▶ _Work required_: Copy every line in which the string "member" occurs.

--- start Records shown ---

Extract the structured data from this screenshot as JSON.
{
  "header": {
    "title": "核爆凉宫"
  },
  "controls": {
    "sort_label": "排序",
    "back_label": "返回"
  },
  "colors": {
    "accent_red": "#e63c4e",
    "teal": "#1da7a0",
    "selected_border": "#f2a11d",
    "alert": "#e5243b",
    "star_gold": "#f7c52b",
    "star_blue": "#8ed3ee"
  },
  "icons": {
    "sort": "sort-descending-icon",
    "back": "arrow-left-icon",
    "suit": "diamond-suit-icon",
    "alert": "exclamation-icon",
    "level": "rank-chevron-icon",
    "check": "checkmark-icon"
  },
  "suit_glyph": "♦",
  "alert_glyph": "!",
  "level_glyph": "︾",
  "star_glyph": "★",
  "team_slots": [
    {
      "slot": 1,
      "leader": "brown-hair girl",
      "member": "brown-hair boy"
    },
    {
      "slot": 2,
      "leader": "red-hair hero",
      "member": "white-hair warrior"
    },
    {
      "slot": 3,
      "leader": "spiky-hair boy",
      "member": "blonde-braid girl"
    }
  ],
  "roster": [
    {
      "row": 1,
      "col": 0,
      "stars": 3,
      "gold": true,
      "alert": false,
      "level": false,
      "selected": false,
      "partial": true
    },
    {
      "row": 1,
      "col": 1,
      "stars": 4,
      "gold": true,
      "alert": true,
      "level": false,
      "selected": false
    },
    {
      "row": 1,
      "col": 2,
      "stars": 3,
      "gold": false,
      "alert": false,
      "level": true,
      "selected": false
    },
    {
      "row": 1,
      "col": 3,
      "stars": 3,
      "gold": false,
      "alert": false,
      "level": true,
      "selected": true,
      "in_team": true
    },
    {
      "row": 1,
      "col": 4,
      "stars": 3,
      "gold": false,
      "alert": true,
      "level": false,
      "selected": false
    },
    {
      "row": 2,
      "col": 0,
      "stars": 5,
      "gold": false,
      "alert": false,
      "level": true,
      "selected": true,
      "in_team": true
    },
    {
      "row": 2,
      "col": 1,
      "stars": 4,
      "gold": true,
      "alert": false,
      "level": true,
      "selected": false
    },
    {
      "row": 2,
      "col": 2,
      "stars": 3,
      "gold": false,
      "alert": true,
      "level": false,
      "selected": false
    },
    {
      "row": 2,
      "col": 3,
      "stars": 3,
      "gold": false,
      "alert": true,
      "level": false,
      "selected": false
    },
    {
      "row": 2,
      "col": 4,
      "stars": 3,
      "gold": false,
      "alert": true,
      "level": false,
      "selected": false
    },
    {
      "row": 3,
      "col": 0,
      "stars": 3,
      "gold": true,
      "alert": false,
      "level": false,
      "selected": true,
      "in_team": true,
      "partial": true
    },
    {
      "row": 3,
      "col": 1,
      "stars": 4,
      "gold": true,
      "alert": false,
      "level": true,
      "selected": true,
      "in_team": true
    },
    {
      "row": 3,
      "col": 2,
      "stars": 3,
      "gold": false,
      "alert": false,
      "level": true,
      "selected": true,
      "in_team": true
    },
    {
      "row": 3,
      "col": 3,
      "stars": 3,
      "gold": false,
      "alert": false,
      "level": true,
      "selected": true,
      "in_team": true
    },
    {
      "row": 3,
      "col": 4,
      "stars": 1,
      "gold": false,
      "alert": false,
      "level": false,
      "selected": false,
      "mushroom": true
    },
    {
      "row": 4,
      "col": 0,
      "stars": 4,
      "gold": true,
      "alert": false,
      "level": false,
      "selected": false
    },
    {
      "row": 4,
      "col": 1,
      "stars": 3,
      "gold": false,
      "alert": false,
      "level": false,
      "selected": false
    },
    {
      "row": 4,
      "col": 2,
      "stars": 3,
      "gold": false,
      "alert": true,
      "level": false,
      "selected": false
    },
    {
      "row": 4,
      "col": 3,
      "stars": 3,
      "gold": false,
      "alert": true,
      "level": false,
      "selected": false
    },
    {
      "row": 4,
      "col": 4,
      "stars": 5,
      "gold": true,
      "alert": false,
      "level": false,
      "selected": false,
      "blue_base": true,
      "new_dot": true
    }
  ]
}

--- end Records shown ---

▶ _Written answer_:
      "member": "brown-hair boy"
      "member": "white-hair warrior"
      "member": "blonde-braid girl"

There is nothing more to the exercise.